What needs to be done. Read the records below. Copy each line where the string "Lorenzo" occurs.

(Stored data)
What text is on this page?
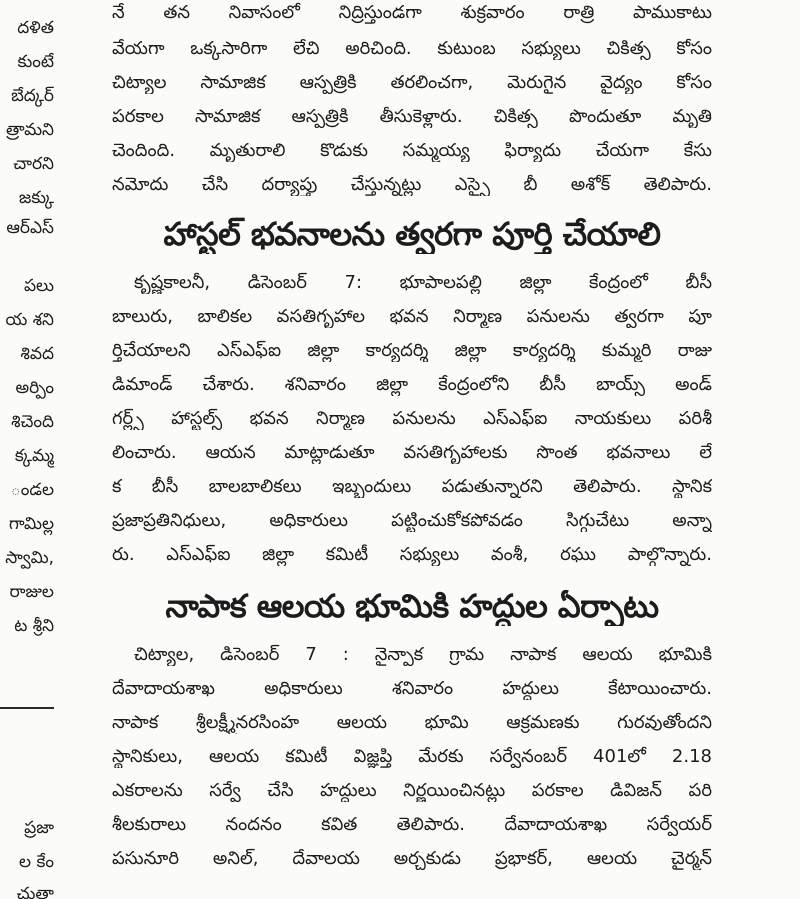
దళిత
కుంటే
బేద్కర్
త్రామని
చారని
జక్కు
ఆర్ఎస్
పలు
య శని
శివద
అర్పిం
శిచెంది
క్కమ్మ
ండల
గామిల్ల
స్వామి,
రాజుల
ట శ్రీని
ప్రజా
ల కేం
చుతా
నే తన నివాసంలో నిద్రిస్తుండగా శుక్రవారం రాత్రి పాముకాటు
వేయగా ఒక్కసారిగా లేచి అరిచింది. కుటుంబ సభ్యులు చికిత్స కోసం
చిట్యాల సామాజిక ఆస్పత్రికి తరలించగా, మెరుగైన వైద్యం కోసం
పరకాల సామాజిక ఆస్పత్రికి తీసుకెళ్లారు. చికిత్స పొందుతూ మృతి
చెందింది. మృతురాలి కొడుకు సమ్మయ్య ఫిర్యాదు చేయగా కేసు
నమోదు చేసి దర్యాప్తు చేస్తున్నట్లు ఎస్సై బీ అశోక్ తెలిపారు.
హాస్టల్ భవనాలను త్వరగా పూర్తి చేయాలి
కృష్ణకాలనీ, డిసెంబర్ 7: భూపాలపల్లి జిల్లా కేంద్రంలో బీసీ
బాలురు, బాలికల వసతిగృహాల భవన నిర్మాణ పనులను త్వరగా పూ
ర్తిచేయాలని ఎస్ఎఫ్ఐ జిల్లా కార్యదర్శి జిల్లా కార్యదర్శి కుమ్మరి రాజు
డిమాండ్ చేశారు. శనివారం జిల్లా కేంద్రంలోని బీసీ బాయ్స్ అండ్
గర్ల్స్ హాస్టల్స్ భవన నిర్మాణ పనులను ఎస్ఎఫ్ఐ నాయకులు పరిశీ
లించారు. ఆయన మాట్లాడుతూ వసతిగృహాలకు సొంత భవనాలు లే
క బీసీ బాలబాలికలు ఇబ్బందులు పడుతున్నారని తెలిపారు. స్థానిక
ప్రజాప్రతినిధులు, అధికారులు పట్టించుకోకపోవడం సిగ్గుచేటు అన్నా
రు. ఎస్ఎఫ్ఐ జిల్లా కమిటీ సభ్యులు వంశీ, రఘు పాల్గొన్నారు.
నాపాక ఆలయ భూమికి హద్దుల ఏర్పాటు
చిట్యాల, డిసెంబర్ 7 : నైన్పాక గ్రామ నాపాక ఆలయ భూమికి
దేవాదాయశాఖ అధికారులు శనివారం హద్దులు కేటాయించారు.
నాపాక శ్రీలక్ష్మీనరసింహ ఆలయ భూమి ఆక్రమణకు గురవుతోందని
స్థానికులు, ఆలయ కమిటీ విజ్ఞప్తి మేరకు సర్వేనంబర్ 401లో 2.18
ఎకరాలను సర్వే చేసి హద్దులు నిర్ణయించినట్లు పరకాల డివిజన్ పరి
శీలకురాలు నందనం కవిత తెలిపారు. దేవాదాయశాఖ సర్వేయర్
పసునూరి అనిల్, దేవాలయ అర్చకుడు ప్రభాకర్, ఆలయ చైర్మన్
==
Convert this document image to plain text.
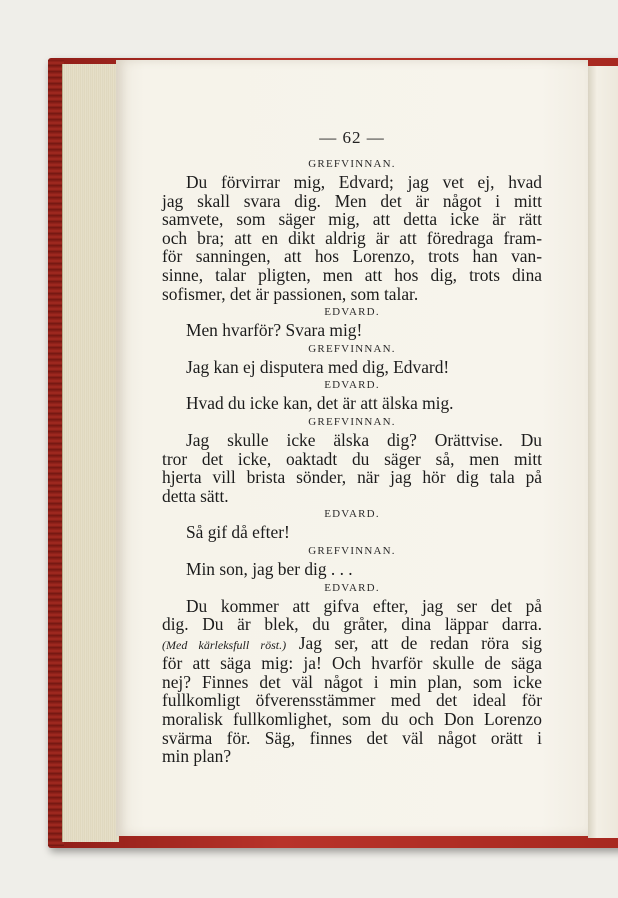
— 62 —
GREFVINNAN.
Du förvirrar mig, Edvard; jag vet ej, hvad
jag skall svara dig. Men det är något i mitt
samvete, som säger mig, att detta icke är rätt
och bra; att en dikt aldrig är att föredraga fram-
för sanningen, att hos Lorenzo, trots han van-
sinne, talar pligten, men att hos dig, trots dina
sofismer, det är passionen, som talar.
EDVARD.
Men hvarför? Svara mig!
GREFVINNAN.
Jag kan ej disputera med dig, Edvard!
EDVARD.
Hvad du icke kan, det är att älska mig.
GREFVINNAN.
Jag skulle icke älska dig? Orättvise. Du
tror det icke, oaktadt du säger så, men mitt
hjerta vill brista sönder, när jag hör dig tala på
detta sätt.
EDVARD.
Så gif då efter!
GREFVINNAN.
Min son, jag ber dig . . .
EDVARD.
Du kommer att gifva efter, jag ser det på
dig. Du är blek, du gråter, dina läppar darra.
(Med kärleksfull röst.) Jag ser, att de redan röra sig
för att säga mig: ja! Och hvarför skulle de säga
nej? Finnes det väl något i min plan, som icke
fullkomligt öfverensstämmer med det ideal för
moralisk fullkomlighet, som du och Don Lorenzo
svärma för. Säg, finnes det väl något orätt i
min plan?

Task response.
för sanningen, att hos Lorenzo, trots han van-
moralisk fullkomlighet, som du och Don Lorenzo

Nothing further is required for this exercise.